What is expected =
Extract every line of the data below and reproduce each one verbatim, with no changes.

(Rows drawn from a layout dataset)
************
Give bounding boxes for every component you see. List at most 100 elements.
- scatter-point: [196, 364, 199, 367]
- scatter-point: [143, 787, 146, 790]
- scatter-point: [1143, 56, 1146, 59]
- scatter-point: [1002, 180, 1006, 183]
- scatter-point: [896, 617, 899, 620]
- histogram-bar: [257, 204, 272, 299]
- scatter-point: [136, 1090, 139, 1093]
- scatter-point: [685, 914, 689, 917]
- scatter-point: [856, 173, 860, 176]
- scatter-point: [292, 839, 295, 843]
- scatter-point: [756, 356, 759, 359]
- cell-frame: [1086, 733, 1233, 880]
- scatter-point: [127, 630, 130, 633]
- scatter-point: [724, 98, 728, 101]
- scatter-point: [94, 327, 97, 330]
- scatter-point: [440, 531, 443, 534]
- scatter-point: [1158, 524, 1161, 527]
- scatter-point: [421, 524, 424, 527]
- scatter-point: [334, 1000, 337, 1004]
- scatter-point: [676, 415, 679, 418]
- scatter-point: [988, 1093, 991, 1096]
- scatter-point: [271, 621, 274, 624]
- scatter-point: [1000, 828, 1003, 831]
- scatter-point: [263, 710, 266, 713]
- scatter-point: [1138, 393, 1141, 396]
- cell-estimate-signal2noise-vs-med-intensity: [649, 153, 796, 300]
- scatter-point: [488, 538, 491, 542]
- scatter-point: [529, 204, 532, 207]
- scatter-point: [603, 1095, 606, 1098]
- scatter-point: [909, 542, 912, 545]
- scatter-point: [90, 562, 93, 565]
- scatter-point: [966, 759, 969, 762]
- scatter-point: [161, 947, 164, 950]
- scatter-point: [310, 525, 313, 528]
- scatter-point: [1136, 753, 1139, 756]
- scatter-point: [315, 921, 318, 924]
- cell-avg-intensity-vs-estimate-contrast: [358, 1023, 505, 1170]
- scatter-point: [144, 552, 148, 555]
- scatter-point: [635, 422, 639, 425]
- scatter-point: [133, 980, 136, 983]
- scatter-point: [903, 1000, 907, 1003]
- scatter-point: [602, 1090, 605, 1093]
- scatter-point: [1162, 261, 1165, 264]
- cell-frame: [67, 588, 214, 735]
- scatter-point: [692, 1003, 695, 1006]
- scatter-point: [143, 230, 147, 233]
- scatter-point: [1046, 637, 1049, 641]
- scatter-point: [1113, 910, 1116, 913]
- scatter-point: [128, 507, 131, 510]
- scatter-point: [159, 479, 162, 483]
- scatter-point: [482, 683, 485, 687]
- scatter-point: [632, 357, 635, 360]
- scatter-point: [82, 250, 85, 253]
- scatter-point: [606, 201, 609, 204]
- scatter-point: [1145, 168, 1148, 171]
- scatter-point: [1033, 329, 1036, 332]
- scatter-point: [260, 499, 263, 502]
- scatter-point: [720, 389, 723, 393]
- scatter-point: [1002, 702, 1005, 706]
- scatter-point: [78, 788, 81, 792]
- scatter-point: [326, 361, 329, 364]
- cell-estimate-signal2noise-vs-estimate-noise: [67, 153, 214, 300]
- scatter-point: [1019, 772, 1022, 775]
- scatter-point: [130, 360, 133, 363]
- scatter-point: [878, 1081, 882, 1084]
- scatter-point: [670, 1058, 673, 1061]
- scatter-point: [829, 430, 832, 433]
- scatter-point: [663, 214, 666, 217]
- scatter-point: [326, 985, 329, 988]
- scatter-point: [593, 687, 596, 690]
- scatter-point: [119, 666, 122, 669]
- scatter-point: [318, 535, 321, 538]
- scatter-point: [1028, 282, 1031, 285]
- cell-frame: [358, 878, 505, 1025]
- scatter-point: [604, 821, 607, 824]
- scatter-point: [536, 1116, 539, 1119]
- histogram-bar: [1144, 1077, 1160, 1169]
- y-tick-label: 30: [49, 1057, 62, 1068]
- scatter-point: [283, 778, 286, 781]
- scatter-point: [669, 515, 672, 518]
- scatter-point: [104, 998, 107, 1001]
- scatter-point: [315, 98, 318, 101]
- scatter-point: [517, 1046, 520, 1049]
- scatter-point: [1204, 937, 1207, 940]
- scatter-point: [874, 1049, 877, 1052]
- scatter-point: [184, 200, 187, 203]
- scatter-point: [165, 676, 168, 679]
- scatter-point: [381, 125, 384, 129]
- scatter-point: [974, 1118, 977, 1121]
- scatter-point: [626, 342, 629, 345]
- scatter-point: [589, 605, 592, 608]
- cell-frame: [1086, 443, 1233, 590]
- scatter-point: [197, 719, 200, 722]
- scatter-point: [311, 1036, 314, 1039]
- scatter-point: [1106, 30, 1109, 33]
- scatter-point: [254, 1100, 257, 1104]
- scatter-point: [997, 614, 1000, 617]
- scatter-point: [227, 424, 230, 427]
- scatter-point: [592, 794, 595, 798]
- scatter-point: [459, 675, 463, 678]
************
Result of this task =
Give bounding boxes for every component you see. List at most 100 elements.
- scatter-point: [196, 364, 199, 367]
- scatter-point: [143, 787, 146, 790]
- scatter-point: [1143, 56, 1146, 59]
- scatter-point: [1002, 180, 1006, 183]
- scatter-point: [896, 617, 899, 620]
- histogram-bar: [257, 204, 272, 299]
- scatter-point: [136, 1090, 139, 1093]
- scatter-point: [685, 914, 689, 917]
- scatter-point: [856, 173, 860, 176]
- scatter-point: [292, 839, 295, 843]
- scatter-point: [756, 356, 759, 359]
- cell-frame: [1086, 733, 1233, 880]
- scatter-point: [127, 630, 130, 633]
- scatter-point: [724, 98, 728, 101]
- scatter-point: [94, 327, 97, 330]
- scatter-point: [440, 531, 443, 534]
- scatter-point: [1158, 524, 1161, 527]
- scatter-point: [421, 524, 424, 527]
- scatter-point: [334, 1000, 337, 1004]
- scatter-point: [676, 415, 679, 418]
- scatter-point: [988, 1093, 991, 1096]
- scatter-point: [271, 621, 274, 624]
- scatter-point: [1000, 828, 1003, 831]
- scatter-point: [263, 710, 266, 713]
- scatter-point: [1138, 393, 1141, 396]
- cell-estimate-signal2noise-vs-med-intensity: [649, 153, 796, 300]
- scatter-point: [488, 538, 491, 542]
- scatter-point: [529, 204, 532, 207]
- scatter-point: [603, 1095, 606, 1098]
- scatter-point: [909, 542, 912, 545]
- scatter-point: [90, 562, 93, 565]
- scatter-point: [966, 759, 969, 762]
- scatter-point: [161, 947, 164, 950]
- scatter-point: [310, 525, 313, 528]
- scatter-point: [1136, 753, 1139, 756]
- scatter-point: [315, 921, 318, 924]
- cell-avg-intensity-vs-estimate-contrast: [358, 1023, 505, 1170]
- scatter-point: [144, 552, 148, 555]
- scatter-point: [635, 422, 639, 425]
- scatter-point: [133, 980, 136, 983]
- scatter-point: [903, 1000, 907, 1003]
- scatter-point: [602, 1090, 605, 1093]
- scatter-point: [1162, 261, 1165, 264]
- cell-frame: [67, 588, 214, 735]
- scatter-point: [692, 1003, 695, 1006]
- scatter-point: [143, 230, 147, 233]
- scatter-point: [1046, 637, 1049, 641]
- scatter-point: [1113, 910, 1116, 913]
- scatter-point: [128, 507, 131, 510]
- scatter-point: [159, 479, 162, 483]
- scatter-point: [482, 683, 485, 687]
- scatter-point: [632, 357, 635, 360]
- scatter-point: [82, 250, 85, 253]
- scatter-point: [606, 201, 609, 204]
- scatter-point: [1145, 168, 1148, 171]
- scatter-point: [1033, 329, 1036, 332]
- scatter-point: [260, 499, 263, 502]
- scatter-point: [720, 389, 723, 393]
- scatter-point: [1002, 702, 1005, 706]
- scatter-point: [78, 788, 81, 792]
- scatter-point: [326, 361, 329, 364]
- cell-estimate-signal2noise-vs-estimate-noise: [67, 153, 214, 300]
- scatter-point: [1019, 772, 1022, 775]
- scatter-point: [130, 360, 133, 363]
- scatter-point: [878, 1081, 882, 1084]
- scatter-point: [670, 1058, 673, 1061]
- scatter-point: [829, 430, 832, 433]
- scatter-point: [663, 214, 666, 217]
- scatter-point: [326, 985, 329, 988]
- scatter-point: [593, 687, 596, 690]
- scatter-point: [119, 666, 122, 669]
- scatter-point: [318, 535, 321, 538]
- scatter-point: [1028, 282, 1031, 285]
- cell-frame: [358, 878, 505, 1025]
- scatter-point: [604, 821, 607, 824]
- scatter-point: [536, 1116, 539, 1119]
- histogram-bar: [1144, 1077, 1160, 1169]
- y-tick-label: 30: [49, 1057, 62, 1068]
- scatter-point: [283, 778, 286, 781]
- scatter-point: [669, 515, 672, 518]
- scatter-point: [104, 998, 107, 1001]
- scatter-point: [315, 98, 318, 101]
- scatter-point: [517, 1046, 520, 1049]
- scatter-point: [1204, 937, 1207, 940]
- scatter-point: [874, 1049, 877, 1052]
- scatter-point: [184, 200, 187, 203]
- scatter-point: [165, 676, 168, 679]
- scatter-point: [381, 125, 384, 129]
- scatter-point: [974, 1118, 977, 1121]
- scatter-point: [626, 342, 629, 345]
- scatter-point: [589, 605, 592, 608]
- cell-frame: [1086, 443, 1233, 590]
- scatter-point: [197, 719, 200, 722]
- scatter-point: [311, 1036, 314, 1039]
- scatter-point: [1106, 30, 1109, 33]
- scatter-point: [254, 1100, 257, 1104]
- scatter-point: [997, 614, 1000, 617]
- scatter-point: [227, 424, 230, 427]
- scatter-point: [592, 794, 595, 798]
- scatter-point: [459, 675, 463, 678]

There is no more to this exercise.